WHAT IS REQUIRED: Work out the number of lines in the listing that include the string "title". Reply with that number alone.

Source data:
[Start]

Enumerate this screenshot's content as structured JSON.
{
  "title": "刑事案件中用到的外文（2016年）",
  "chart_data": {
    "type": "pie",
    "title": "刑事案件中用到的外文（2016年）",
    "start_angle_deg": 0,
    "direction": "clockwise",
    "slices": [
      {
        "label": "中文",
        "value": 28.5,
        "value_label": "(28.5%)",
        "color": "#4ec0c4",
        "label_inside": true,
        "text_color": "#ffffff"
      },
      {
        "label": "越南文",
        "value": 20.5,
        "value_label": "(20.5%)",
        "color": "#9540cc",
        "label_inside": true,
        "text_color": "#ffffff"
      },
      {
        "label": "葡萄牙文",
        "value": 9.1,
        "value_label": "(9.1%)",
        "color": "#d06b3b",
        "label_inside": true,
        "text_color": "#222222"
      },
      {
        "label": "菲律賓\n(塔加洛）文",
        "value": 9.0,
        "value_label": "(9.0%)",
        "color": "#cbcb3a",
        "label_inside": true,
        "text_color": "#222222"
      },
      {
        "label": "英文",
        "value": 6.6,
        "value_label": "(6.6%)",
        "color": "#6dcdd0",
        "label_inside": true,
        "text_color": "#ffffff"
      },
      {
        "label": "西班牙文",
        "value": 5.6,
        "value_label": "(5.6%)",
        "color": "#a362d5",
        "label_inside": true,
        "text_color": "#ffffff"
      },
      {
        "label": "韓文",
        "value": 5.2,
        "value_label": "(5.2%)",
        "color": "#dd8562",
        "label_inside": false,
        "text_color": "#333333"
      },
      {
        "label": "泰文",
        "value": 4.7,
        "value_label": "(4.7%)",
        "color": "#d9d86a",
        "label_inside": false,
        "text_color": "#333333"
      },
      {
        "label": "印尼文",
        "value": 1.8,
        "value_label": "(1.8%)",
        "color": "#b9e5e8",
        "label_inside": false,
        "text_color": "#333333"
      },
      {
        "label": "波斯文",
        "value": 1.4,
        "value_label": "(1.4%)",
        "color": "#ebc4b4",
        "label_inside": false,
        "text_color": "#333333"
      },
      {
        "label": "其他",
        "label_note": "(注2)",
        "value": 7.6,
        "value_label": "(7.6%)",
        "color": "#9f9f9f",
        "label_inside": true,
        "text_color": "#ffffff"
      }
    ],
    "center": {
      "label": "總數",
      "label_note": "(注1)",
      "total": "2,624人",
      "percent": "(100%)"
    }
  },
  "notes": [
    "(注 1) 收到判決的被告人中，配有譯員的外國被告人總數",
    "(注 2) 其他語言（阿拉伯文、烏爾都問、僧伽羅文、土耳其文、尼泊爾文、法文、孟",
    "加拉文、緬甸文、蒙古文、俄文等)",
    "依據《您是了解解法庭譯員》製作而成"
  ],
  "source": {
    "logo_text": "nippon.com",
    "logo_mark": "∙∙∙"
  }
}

[End]

CORRECT RESPONSE: 2